Things to do:
1 - Using the text on coal seam gas recovery, decide whether each statement agrees with it: (a) the casing is made of a material that electromagnetic energy can pass through; (b) the radiating element is at the proximal end of the antenna; (c) in-ground water is described as a barrier to removing the gas. Answer yes or no for each and quote the words of the text that decide it.
2 - Write the next part of the text on coal seam gas recovery, picking up after its last sentence.
___ Selected passage ___
Electromagnetic coal seam gas recovery system

Abstract

A system for recovering gas trapped within the earth includes a casing (24) sized and configured to be positioned within a borehole in the earth, the casing (24) formed of a material that is transmissive to electromagnetic energy and gas within the earth; an antenna (40) sized and configured to be positioned within the casing (24). The antenna (40) has a distal end and a proximal end and including a radiating element at the distal end of the antenna (40) which, in operation, transmits electromagnetic energy toward a desired area of the earth, and an interior channel for allowing gas to be conveyed from the distal end to the proximal end of the antenna (40).

Description

BACKGROUND

[0001] The invention relates to the recovery of gas from subterranean formations in the earth.

[0002] Extensive and high volumes of hydrocarbon gases (e.g., methane) trapped within coal seams have been discovered in various parts of the United States. For example, large amounts of trapped methane gas have been discovered in eastern Wyoming (see, for example, “Powder River Basin Coalbed Methane Play Heats Up,” E&P Perspectives, Vol. X, R57, Oct. 22, 1998 (attached herewith). Naturally occurring degradation processes, such as the biodegradation of microorganisms in the coal is believed to cause the generation of the methane gas trapped within the coal seams.

[0003] Methods of economic and environmentally sound gas recovery are underway. A major problem encountered is the large amount of aquifers (water) that impedes the ability to recover the gas from bore holes drilled in to the coal seam. Specifically, the in-ground water serves as a barrier to the effective removal of the gas from the bore hole. The water must be removed by a pump or redirected to allow more efficient removal of the gas. Systems of co-generation of power for pumps are being considered for the prime supply of electrical energy for the pumps. That is, the electrical power for operating gas turbines used to drive the pumps could be generated using a portion of the gas removed from the borehole.
___ Data provided ___
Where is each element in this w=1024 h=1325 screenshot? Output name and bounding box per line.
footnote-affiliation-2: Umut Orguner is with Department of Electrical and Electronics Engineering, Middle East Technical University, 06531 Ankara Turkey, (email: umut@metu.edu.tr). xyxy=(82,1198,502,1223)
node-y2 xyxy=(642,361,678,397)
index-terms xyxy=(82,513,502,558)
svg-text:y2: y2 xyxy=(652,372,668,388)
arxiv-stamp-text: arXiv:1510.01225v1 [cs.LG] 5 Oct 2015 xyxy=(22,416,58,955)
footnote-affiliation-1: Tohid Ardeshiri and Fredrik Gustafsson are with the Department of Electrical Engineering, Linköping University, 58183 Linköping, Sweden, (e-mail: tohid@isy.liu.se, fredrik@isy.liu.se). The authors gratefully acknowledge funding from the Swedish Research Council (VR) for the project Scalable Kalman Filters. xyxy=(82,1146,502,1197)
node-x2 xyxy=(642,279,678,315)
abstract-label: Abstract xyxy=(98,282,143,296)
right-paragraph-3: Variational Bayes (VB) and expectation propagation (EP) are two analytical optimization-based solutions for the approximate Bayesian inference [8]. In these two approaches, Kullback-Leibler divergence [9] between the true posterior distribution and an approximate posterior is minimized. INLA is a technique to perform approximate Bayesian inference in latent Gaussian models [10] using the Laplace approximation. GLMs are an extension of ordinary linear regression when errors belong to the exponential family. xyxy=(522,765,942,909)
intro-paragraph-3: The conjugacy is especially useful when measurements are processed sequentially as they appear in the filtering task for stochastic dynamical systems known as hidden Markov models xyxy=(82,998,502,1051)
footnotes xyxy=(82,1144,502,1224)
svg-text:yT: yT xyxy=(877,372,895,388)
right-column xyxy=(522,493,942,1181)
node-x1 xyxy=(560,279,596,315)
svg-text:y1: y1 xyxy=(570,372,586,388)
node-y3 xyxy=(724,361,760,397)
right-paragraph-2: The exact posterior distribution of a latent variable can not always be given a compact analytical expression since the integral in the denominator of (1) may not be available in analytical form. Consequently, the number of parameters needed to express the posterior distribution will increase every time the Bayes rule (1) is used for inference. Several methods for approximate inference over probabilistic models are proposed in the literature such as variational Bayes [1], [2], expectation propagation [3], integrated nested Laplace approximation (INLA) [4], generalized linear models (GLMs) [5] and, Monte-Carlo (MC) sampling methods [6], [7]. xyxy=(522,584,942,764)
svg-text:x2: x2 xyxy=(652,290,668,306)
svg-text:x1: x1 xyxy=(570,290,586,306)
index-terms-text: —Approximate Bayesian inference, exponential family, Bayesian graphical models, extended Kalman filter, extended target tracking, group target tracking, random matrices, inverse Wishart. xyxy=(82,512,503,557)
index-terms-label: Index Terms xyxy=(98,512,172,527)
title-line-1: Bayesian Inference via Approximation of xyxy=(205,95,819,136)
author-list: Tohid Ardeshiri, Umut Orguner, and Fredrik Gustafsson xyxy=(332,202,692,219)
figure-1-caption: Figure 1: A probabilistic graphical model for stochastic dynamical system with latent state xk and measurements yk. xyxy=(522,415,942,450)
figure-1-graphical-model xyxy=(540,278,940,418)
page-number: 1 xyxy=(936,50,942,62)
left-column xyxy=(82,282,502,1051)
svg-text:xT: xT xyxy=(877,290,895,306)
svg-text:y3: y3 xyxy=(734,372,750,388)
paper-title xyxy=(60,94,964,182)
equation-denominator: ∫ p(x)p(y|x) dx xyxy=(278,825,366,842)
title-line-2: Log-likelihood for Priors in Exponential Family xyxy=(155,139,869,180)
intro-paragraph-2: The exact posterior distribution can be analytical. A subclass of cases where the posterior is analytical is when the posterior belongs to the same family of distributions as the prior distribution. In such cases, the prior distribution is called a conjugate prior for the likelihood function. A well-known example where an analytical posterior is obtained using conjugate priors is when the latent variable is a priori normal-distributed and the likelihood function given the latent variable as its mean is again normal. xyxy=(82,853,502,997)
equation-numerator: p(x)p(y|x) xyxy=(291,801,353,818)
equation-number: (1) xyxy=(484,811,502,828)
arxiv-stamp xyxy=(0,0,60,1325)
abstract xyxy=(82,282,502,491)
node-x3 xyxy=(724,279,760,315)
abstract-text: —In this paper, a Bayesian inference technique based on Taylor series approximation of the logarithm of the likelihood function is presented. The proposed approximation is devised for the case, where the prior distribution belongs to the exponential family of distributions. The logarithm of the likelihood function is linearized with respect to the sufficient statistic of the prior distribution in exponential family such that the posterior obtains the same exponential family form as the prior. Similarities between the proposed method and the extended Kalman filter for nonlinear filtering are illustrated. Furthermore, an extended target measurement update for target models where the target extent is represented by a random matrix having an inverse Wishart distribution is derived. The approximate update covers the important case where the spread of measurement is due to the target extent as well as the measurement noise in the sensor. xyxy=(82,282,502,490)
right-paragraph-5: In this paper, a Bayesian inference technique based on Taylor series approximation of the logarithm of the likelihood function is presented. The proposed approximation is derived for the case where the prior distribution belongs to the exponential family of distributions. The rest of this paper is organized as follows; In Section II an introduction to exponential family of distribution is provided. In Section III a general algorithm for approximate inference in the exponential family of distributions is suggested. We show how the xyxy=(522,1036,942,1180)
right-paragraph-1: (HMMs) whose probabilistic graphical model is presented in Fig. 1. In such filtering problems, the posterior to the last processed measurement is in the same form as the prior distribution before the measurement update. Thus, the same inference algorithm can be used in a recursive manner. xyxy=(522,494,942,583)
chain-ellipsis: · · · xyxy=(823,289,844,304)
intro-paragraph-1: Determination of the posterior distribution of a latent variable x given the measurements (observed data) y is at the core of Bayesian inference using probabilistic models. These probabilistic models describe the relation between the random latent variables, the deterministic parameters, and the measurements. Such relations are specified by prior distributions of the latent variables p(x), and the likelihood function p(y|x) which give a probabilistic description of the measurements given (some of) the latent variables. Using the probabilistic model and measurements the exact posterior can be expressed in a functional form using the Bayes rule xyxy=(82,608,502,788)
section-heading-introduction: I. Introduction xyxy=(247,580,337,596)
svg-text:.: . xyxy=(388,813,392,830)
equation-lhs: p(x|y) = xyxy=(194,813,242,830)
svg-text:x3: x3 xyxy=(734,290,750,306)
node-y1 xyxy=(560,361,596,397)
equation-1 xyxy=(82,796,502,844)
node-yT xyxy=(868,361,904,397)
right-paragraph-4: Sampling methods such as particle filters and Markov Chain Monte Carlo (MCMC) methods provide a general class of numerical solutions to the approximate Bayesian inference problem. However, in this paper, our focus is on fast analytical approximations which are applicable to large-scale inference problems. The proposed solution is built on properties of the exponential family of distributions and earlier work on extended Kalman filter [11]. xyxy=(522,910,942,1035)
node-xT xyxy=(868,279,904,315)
___
Answers to each task:
1 -
(a) Yes: "formed of a material that is transmissive to electromagnetic energy and gas within the earth"
(b) No: "including a radiating element at the distal end of the antenna (40)"
(c) Yes: "the in-ground water serves as a barrier to the effective removal of the gas from the bore hole"

2 -
SUMMARY

[0004] In a general aspect of the invention, a system for recovering gas trapped within the earth, the system includes a casing sized and configured to be positioned within a borehole in the earth, the casing formed of a material that is transmissive to electromagnetic energy and gas within the earth, and an antenna sized and configured to be positioned within the casing. The antenna includes a radiating element at a distal end of the antenna which, in operation, transmits electromagnetic energy toward a desired area of the earth, and an interior channel for allowing gas to be conveyed from the distal end to a proximal end of the antenna

[0005] In another aspect of the invention, a method system for recovering gas trapped within the earth includes the following steps. A casing is positioned within a borehole in the earth, the casing formed of a material that is transmissive to electromagnetic energy and gas within the earth. An antenna is positioned within the casing, the antenna having a distal end and a proximal end. The antenna includes a radiating element at the distal end of the antenna which, in operation, transmits electromagnetic energy toward a desired area of the earth; and an interior channel for allowing gas to be conveyed from the distal end to the proximal end of the antenna The method further includes applying electromagnetic energy to the antenna to radiate the earth surrounding the casing; drawing the gas within the earth into the interior channel of the antenna at the distal end of the antenna; and conveying the gas within the interior channel to the proximal end of the antenna.

[0006] Embodiments of these aspects of the invention may include one or more of the following features.

[0007] A product return pipe has a first end connected to the proximal end of the antenna and a removable cap attached to a second end of the product return pipe. A bellows is connected to the proximal end of the antenna A thermocouple assembly is connected to the proximal end of the antenna.

[0008] The antenna is configured to operate in a frequency range between 300 KHz and 300 GHz. More particularly, the frequency range is between 1 MHz and 100 MHz (e.g., about 27 MHz). The antenna is configured to operate at a power level in a range between 3 Kwatts and 20 Kwatts (e.g., about 10 Kwatts).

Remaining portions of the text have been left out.